◆ PROMPT:
Output each entry exactly; skip nothing.

— begin —

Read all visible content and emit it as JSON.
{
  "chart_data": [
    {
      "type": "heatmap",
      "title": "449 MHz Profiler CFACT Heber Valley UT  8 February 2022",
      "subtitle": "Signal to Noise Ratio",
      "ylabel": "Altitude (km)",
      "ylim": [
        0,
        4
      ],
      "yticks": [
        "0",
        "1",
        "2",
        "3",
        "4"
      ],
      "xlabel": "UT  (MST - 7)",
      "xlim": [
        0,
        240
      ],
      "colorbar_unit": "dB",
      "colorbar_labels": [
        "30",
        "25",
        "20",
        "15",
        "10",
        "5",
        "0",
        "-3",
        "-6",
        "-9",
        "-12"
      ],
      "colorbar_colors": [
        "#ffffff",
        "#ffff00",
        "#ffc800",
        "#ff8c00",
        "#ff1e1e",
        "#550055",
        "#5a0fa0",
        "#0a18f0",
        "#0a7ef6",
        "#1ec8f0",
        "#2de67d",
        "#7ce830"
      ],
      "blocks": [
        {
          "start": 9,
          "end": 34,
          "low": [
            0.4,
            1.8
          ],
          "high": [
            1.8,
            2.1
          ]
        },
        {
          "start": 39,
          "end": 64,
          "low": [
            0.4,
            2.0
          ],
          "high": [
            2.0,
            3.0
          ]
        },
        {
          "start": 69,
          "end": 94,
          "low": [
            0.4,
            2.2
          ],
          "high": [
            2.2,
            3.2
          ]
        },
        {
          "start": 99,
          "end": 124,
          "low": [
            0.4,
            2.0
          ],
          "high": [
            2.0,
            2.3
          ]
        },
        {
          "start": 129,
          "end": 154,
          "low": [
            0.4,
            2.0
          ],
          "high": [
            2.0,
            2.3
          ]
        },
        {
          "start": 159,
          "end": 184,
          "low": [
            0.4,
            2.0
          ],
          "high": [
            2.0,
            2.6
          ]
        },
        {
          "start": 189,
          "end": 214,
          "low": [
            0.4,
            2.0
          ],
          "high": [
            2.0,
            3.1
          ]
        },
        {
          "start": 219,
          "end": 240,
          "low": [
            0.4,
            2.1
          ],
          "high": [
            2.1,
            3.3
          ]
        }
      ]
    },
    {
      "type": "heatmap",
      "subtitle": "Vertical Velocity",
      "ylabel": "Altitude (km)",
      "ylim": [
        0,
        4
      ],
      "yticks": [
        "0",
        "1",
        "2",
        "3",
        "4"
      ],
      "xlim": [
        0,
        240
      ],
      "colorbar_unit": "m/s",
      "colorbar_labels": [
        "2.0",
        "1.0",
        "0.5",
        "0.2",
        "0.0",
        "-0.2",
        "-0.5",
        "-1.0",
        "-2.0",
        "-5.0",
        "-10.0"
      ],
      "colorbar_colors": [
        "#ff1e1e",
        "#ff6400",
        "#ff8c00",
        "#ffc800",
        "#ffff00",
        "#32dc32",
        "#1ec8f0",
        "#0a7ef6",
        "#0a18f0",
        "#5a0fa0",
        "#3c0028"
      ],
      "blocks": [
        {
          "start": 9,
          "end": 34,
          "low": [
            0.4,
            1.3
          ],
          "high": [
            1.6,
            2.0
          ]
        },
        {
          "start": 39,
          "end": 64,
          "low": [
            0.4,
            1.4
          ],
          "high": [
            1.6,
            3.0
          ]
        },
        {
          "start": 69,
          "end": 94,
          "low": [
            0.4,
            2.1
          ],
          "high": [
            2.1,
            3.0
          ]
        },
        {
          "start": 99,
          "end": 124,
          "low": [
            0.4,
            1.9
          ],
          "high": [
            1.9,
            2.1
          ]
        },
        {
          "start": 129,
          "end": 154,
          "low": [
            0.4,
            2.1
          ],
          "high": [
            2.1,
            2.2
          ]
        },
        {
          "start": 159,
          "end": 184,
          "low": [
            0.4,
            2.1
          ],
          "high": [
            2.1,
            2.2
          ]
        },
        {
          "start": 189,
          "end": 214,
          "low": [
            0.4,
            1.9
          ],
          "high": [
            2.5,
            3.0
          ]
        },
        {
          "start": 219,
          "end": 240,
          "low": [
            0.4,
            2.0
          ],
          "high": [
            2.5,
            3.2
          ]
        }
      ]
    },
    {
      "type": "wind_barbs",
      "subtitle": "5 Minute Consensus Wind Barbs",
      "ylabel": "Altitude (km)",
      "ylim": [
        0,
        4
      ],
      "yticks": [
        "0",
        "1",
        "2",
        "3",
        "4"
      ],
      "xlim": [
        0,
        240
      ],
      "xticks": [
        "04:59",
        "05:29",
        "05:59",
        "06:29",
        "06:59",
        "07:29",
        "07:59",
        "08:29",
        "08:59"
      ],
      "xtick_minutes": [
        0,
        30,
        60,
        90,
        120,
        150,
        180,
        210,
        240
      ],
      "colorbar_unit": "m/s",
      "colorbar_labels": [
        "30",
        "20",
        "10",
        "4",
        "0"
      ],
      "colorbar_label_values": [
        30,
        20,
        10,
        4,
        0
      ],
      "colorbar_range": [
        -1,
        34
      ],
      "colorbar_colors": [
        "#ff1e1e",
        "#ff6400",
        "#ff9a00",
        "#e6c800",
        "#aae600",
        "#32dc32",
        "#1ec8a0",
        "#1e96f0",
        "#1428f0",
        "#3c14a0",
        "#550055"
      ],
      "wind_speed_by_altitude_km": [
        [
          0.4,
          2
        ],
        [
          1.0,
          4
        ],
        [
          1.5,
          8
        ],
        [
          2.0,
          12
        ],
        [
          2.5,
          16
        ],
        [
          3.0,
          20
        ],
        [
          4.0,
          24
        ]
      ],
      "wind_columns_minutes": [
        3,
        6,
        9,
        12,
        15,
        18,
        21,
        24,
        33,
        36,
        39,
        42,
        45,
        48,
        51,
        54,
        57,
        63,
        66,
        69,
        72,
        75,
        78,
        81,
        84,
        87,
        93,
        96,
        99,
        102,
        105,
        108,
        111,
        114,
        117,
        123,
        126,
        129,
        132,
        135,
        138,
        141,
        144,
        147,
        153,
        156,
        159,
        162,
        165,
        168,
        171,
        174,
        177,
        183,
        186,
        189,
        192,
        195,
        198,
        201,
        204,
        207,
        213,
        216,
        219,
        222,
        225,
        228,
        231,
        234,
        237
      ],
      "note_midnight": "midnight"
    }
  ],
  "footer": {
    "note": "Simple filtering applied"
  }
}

— end —

◆ EXERCISE OUTPUT:
Read all visible content and emit it as JSON.
{
  "chart_data": [
    {
      "type": "heatmap",
      "title": "449 MHz Profiler CFACT Heber Valley UT  8 February 2022",
      "subtitle": "Signal to Noise Ratio",
      "ylabel": "Altitude (km)",
      "ylim": [
        0,
        4
      ],
      "yticks": [
        "0",
        "1",
        "2",
        "3",
        "4"
      ],
      "xlabel": "UT  (MST - 7)",
      "xlim": [
        0,
        240
      ],
      "colorbar_unit": "dB",
      "colorbar_labels": [
        "30",
        "25",
        "20",
        "15",
        "10",
        "5",
        "0",
        "-3",
        "-6",
        "-9",
        "-12"
      ],
      "colorbar_colors": [
        "#ffffff",
        "#ffff00",
        "#ffc800",
        "#ff8c00",
        "#ff1e1e",
        "#550055",
        "#5a0fa0",
        "#0a18f0",
        "#0a7ef6",
        "#1ec8f0",
        "#2de67d",
        "#7ce830"
      ],
      "blocks": [
        {
          "start": 9,
          "end": 34,
          "low": [
            0.4,
            1.8
          ],
          "high": [
            1.8,
            2.1
          ]
        },
        {
          "start": 39,
          "end": 64,
          "low": [
            0.4,
            2.0
          ],
          "high": [
            2.0,
            3.0
          ]
        },
        {
          "start": 69,
          "end": 94,
          "low": [
            0.4,
            2.2
          ],
          "high": [
            2.2,
            3.2
          ]
        },
        {
          "start": 99,
          "end": 124,
          "low": [
            0.4,
            2.0
          ],
          "high": [
            2.0,
            2.3
          ]
        },
        {
          "start": 129,
          "end": 154,
          "low": [
            0.4,
            2.0
          ],
          "high": [
            2.0,
            2.3
          ]
        },
        {
          "start": 159,
          "end": 184,
          "low": [
            0.4,
            2.0
          ],
          "high": [
            2.0,
            2.6
          ]
        },
        {
          "start": 189,
          "end": 214,
          "low": [
            0.4,
            2.0
          ],
          "high": [
            2.0,
            3.1
          ]
        },
        {
          "start": 219,
          "end": 240,
          "low": [
            0.4,
            2.1
          ],
          "high": [
            2.1,
            3.3
          ]
        }
      ]
    },
    {
      "type": "heatmap",
      "subtitle": "Vertical Velocity",
      "ylabel": "Altitude (km)",
      "ylim": [
        0,
        4
      ],
      "yticks": [
        "0",
        "1",
        "2",
        "3",
        "4"
      ],
      "xlim": [
        0,
        240
      ],
      "colorbar_unit": "m/s",
      "colorbar_labels": [
        "2.0",
        "1.0",
        "0.5",
        "0.2",
        "0.0",
        "-0.2",
        "-0.5",
        "-1.0",
        "-2.0",
        "-5.0",
        "-10.0"
      ],
      "colorbar_colors": [
        "#ff1e1e",
        "#ff6400",
        "#ff8c00",
        "#ffc800",
        "#ffff00",
        "#32dc32",
        "#1ec8f0",
        "#0a7ef6",
        "#0a18f0",
        "#5a0fa0",
        "#3c0028"
      ],
      "blocks": [
        {
          "start": 9,
          "end": 34,
          "low": [
            0.4,
            1.3
          ],
          "high": [
            1.6,
            2.0
          ]
        },
        {
          "start": 39,
          "end": 64,
          "low": [
            0.4,
            1.4
          ],
          "high": [
            1.6,
            3.0
          ]
        },
        {
          "start": 69,
          "end": 94,
          "low": [
            0.4,
            2.1
          ],
          "high": [
            2.1,
            3.0
          ]
        },
        {
          "start": 99,
          "end": 124,
          "low": [
            0.4,
            1.9
          ],
          "high": [
            1.9,
            2.1
          ]
        },
        {
          "start": 129,
          "end": 154,
          "low": [
            0.4,
            2.1
          ],
          "high": [
            2.1,
            2.2
          ]
        },
        {
          "start": 159,
          "end": 184,
          "low": [
            0.4,
            2.1
          ],
          "high": [
            2.1,
            2.2
          ]
        },
        {
          "start": 189,
          "end": 214,
          "low": [
            0.4,
            1.9
          ],
          "high": [
            2.5,
            3.0
          ]
        },
        {
          "start": 219,
          "end": 240,
          "low": [
            0.4,
            2.0
          ],
          "high": [
            2.5,
            3.2
          ]
        }
      ]
    },
    {
      "type": "wind_barbs",
      "subtitle": "5 Minute Consensus Wind Barbs",
      "ylabel": "Altitude (km)",
      "ylim": [
        0,
        4
      ],
      "yticks": [
        "0",
        "1",
        "2",
        "3",
        "4"
      ],
      "xlim": [
        0,
        240
      ],
      "xticks": [
        "04:59",
        "05:29",
        "05:59",
        "06:29",
        "06:59",
        "07:29",
        "07:59",
        "08:29",
        "08:59"
      ],
      "xtick_minutes": [
        0,
        30,
        60,
        90,
        120,
        150,
        180,
        210,
        240
      ],
      "colorbar_unit": "m/s",
      "colorbar_labels": [
        "30",
        "20",
        "10",
        "4",
        "0"
      ],
      "colorbar_label_values": [
        30,
        20,
        10,
        4,
        0
      ],
      "colorbar_range": [
        -1,
        34
      ],
      "colorbar_colors": [
        "#ff1e1e",
        "#ff6400",
        "#ff9a00",
        "#e6c800",
        "#aae600",
        "#32dc32",
        "#1ec8a0",
        "#1e96f0",
        "#1428f0",
        "#3c14a0",
        "#550055"
      ],
      "wind_speed_by_altitude_km": [
        [
          0.4,
          2
        ],
        [
          1.0,
          4
        ],
        [
          1.5,
          8
        ],
        [
          2.0,
          12
        ],
        [
          2.5,
          16
        ],
        [
          3.0,
          20
        ],
        [
          4.0,
          24
        ]
      ],
      "wind_columns_minutes": [
        3,
        6,
        9,
        12,
        15,
        18,
        21,
        24,
        33,
        36,
        39,
        42,
        45,
        48,
        51,
        54,
        57,
        63,
        66,
        69,
        72,
        75,
        78,
        81,
        84,
        87,
        93,
        96,
        99,
        102,
        105,
        108,
        111,
        114,
        117,
        123,
        126,
        129,
        132,
        135,
        138,
        141,
        144,
        147,
        153,
        156,
        159,
        162,
        165,
        168,
        171,
        174,
        177,
        183,
        186,
        189,
        192,
        195,
        198,
        201,
        204,
        207,
        213,
        216,
        219,
        222,
        225,
        228,
        231,
        234,
        237
      ],
      "note_midnight": "midnight"
    }
  ],
  "footer": {
    "note": "Simple filtering applied"
  }
}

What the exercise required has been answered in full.